** BEGIN Records shown **
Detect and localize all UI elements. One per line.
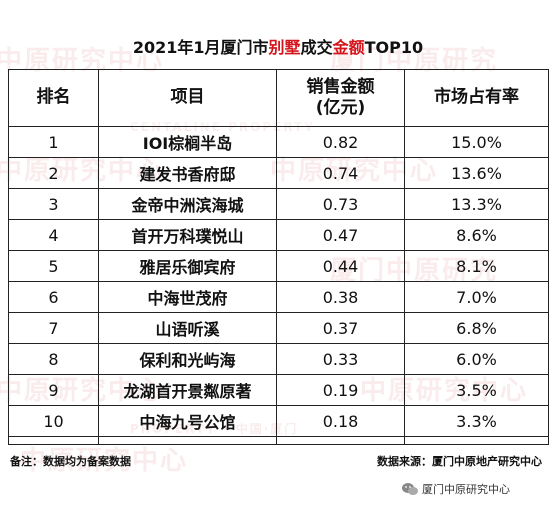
sales-cell: 0.44 bbox=[276, 250, 405, 282]
rank-cell: 7 bbox=[8, 312, 99, 344]
sales-cell: 0.73 bbox=[276, 188, 405, 220]
share-cell: 13.6% bbox=[404, 157, 549, 189]
table-row: 7 山语听溪 0.37 6.8% bbox=[8, 312, 549, 344]
project-cell: 龙湖首开景粼原著 bbox=[98, 374, 277, 406]
project-cell: 中海世茂府 bbox=[98, 281, 277, 313]
rank-cell: 3 bbox=[8, 188, 99, 220]
project-cell: 保利和光屿海 bbox=[98, 343, 277, 375]
table-row: 9 龙湖首开景粼原著 0.19 3.5% bbox=[8, 374, 549, 406]
table-row: 10 中海九号公馆 0.18 3.3% bbox=[8, 405, 549, 437]
table-body: 1 IOI棕榈半岛 0.82 15.0% 2 建发书香府邸 0.74 13.6% 3 金帝中洲滨海… bbox=[8, 126, 549, 445]
rank-cell: 10 bbox=[8, 405, 99, 437]
wechat-badge: 厦门中原研究中心 bbox=[398, 480, 514, 498]
sales-cell: 0.82 bbox=[276, 126, 405, 158]
share-cell: 8.1% bbox=[404, 250, 549, 282]
share-cell: 3.5% bbox=[404, 374, 549, 406]
wechat-icon bbox=[402, 482, 418, 496]
header-rank: 排名 bbox=[8, 69, 99, 127]
footer: 备注：数据均为备案数据 数据来源：厦门中原地产研究中心 bbox=[0, 453, 556, 469]
project-cell: 雅居乐御宾府 bbox=[98, 250, 277, 282]
table-row: 2 建发书香府邸 0.74 13.6% bbox=[8, 157, 549, 189]
rank-cell: 9 bbox=[8, 374, 99, 406]
header-sales-line1: 销售金额 bbox=[306, 76, 375, 97]
rank-cell: 1 bbox=[8, 126, 99, 158]
title-highlight: 别墅 bbox=[268, 38, 301, 57]
page-title: 2021年1月厦门市别墅成交金额TOP10 bbox=[0, 34, 556, 58]
share-cell: 15.0% bbox=[404, 126, 549, 158]
sales-cell: 0.47 bbox=[276, 219, 405, 251]
spacer-cell bbox=[98, 436, 277, 445]
share-cell: 3.3% bbox=[404, 405, 549, 437]
table-header-row: 排名 项目 销售金额 (亿元) 市场占有率 bbox=[8, 69, 549, 127]
sales-cell: 0.19 bbox=[276, 374, 405, 406]
table-row: 6 中海世茂府 0.38 7.0% bbox=[8, 281, 549, 313]
footer-source: 数据来源：厦门中原地产研究中心 bbox=[377, 455, 542, 468]
project-cell: 山语听溪 bbox=[98, 312, 277, 344]
project-cell: 金帝中洲滨海城 bbox=[98, 188, 277, 220]
project-cell: 建发书香府邸 bbox=[98, 157, 277, 189]
header-sales-line2: (亿元) bbox=[315, 98, 366, 118]
share-cell: 7.0% bbox=[404, 281, 549, 313]
sales-cell: 0.37 bbox=[276, 312, 405, 344]
sales-cell: 0.33 bbox=[276, 343, 405, 375]
share-cell: 6.8% bbox=[404, 312, 549, 344]
title-part: 2021年1月厦门市 bbox=[132, 38, 269, 57]
wechat-label: 厦门中原研究中心 bbox=[422, 483, 510, 496]
rank-cell: 4 bbox=[8, 219, 99, 251]
title-highlight: 金额 bbox=[332, 38, 365, 57]
table-row: 5 雅居乐御宾府 0.44 8.1% bbox=[8, 250, 549, 282]
spacer-cell bbox=[404, 436, 549, 445]
table-row: 1 IOI棕榈半岛 0.82 15.0% bbox=[8, 126, 549, 158]
spacer-cell bbox=[276, 436, 405, 445]
rank-cell: 8 bbox=[8, 343, 99, 375]
project-cell: IOI棕榈半岛 bbox=[98, 126, 277, 158]
table-spacer-row bbox=[8, 436, 549, 445]
project-cell: 中海九号公馆 bbox=[98, 405, 277, 437]
ranking-table: 排名 项目 销售金额 (亿元) 市场占有率 1 IOI棕榈半岛 0.82 15.0% 2… bbox=[8, 69, 549, 445]
header-share: 市场占有率 bbox=[404, 69, 549, 127]
share-cell: 8.6% bbox=[404, 219, 549, 251]
rank-cell: 5 bbox=[8, 250, 99, 282]
header-project: 项目 bbox=[98, 69, 277, 127]
sales-cell: 0.74 bbox=[276, 157, 405, 189]
footer-note: 备注：数据均为备案数据 bbox=[10, 455, 131, 468]
spacer-cell bbox=[8, 436, 99, 445]
share-cell: 13.3% bbox=[404, 188, 549, 220]
table-row: 4 首开万科璞悦山 0.47 8.6% bbox=[8, 219, 549, 251]
table-row: 8 保利和光屿海 0.33 6.0% bbox=[8, 343, 549, 375]
header-sales: 销售金额 (亿元) bbox=[276, 69, 405, 127]
project-cell: 首开万科璞悦山 bbox=[98, 219, 277, 251]
rank-cell: 6 bbox=[8, 281, 99, 313]
share-cell: 6.0% bbox=[404, 343, 549, 375]
sales-cell: 0.18 bbox=[276, 405, 405, 437]
sales-cell: 0.38 bbox=[276, 281, 405, 313]
table-row: 3 金帝中洲滨海城 0.73 13.3% bbox=[8, 188, 549, 220]
title-part: 成交 bbox=[300, 38, 333, 57]
title-part: TOP10 bbox=[364, 38, 424, 57]
rank-cell: 2 bbox=[8, 157, 99, 189]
** END Records shown **
Rewrite the records with every "share-cell" changed to "percent-box" and everything else left the same. Omit the pictures from your answer.

→ Answer to this task
Detect and localize all UI elements. One per line.
sales-cell: 0.44 bbox=[276, 250, 405, 282]
rank-cell: 7 bbox=[8, 312, 99, 344]
sales-cell: 0.73 bbox=[276, 188, 405, 220]
percent-box: 13.6% bbox=[404, 157, 549, 189]
table-row: 7 山语听溪 0.37 6.8% bbox=[8, 312, 549, 344]
project-cell: 龙湖首开景粼原著 bbox=[98, 374, 277, 406]
project-cell: 中海世茂府 bbox=[98, 281, 277, 313]
rank-cell: 3 bbox=[8, 188, 99, 220]
project-cell: 保利和光屿海 bbox=[98, 343, 277, 375]
table-row: 9 龙湖首开景粼原著 0.19 3.5% bbox=[8, 374, 549, 406]
table-row: 10 中海九号公馆 0.18 3.3% bbox=[8, 405, 549, 437]
table-body: 1 IOI棕榈半岛 0.82 15.0% 2 建发书香府邸 0.74 13.6% 3 金帝中洲滨海… bbox=[8, 126, 549, 445]
rank-cell: 10 bbox=[8, 405, 99, 437]
wechat-badge: 厦门中原研究中心 bbox=[398, 480, 514, 498]
sales-cell: 0.82 bbox=[276, 126, 405, 158]
percent-box: 8.1% bbox=[404, 250, 549, 282]
percent-box: 3.5% bbox=[404, 374, 549, 406]
wechat-icon bbox=[402, 482, 418, 496]
header-rank: 排名 bbox=[8, 69, 99, 127]
footer: 备注：数据均为备案数据 数据来源：厦门中原地产研究中心 bbox=[0, 453, 556, 469]
project-cell: 雅居乐御宾府 bbox=[98, 250, 277, 282]
table-row: 2 建发书香府邸 0.74 13.6% bbox=[8, 157, 549, 189]
rank-cell: 9 bbox=[8, 374, 99, 406]
header-sales-line1: 销售金额 bbox=[306, 76, 375, 97]
rank-cell: 1 bbox=[8, 126, 99, 158]
title-highlight: 别墅 bbox=[268, 38, 301, 57]
page-title: 2021年1月厦门市别墅成交金额TOP10 bbox=[0, 34, 556, 58]
percent-box: 15.0% bbox=[404, 126, 549, 158]
sales-cell: 0.47 bbox=[276, 219, 405, 251]
spacer-cell bbox=[98, 436, 277, 445]
percent-box: 3.3% bbox=[404, 405, 549, 437]
table-header-row: 排名 项目 销售金额 (亿元) 市场占有率 bbox=[8, 69, 549, 127]
sales-cell: 0.19 bbox=[276, 374, 405, 406]
table-row: 6 中海世茂府 0.38 7.0% bbox=[8, 281, 549, 313]
footer-source: 数据来源：厦门中原地产研究中心 bbox=[377, 455, 542, 468]
project-cell: 山语听溪 bbox=[98, 312, 277, 344]
project-cell: 金帝中洲滨海城 bbox=[98, 188, 277, 220]
project-cell: 建发书香府邸 bbox=[98, 157, 277, 189]
header-sales-line2: (亿元) bbox=[315, 98, 366, 118]
percent-box: 7.0% bbox=[404, 281, 549, 313]
sales-cell: 0.37 bbox=[276, 312, 405, 344]
sales-cell: 0.33 bbox=[276, 343, 405, 375]
percent-box: 6.8% bbox=[404, 312, 549, 344]
title-part: 2021年1月厦门市 bbox=[132, 38, 269, 57]
wechat-label: 厦门中原研究中心 bbox=[422, 483, 510, 496]
rank-cell: 4 bbox=[8, 219, 99, 251]
title-highlight: 金额 bbox=[332, 38, 365, 57]
table-row: 5 雅居乐御宾府 0.44 8.1% bbox=[8, 250, 549, 282]
spacer-cell bbox=[404, 436, 549, 445]
table-row: 1 IOI棕榈半岛 0.82 15.0% bbox=[8, 126, 549, 158]
spacer-cell bbox=[276, 436, 405, 445]
rank-cell: 8 bbox=[8, 343, 99, 375]
project-cell: IOI棕榈半岛 bbox=[98, 126, 277, 158]
table-spacer-row bbox=[8, 436, 549, 445]
project-cell: 中海九号公馆 bbox=[98, 405, 277, 437]
ranking-table: 排名 项目 销售金额 (亿元) 市场占有率 1 IOI棕榈半岛 0.82 15.0% 2… bbox=[8, 69, 549, 445]
header-share: 市场占有率 bbox=[404, 69, 549, 127]
percent-box: 8.6% bbox=[404, 219, 549, 251]
rank-cell: 5 bbox=[8, 250, 99, 282]
header-project: 项目 bbox=[98, 69, 277, 127]
sales-cell: 0.74 bbox=[276, 157, 405, 189]
footer-note: 备注：数据均为备案数据 bbox=[10, 455, 131, 468]
spacer-cell bbox=[8, 436, 99, 445]
percent-box: 13.3% bbox=[404, 188, 549, 220]
table-row: 4 首开万科璞悦山 0.47 8.6% bbox=[8, 219, 549, 251]
table-row: 8 保利和光屿海 0.33 6.0% bbox=[8, 343, 549, 375]
header-sales: 销售金额 (亿元) bbox=[276, 69, 405, 127]
project-cell: 首开万科璞悦山 bbox=[98, 219, 277, 251]
rank-cell: 6 bbox=[8, 281, 99, 313]
percent-box: 6.0% bbox=[404, 343, 549, 375]
sales-cell: 0.18 bbox=[276, 405, 405, 437]
sales-cell: 0.38 bbox=[276, 281, 405, 313]
table-row: 3 金帝中洲滨海城 0.73 13.3% bbox=[8, 188, 549, 220]
title-part: 成交 bbox=[300, 38, 333, 57]
title-part: TOP10 bbox=[364, 38, 424, 57]
rank-cell: 2 bbox=[8, 157, 99, 189]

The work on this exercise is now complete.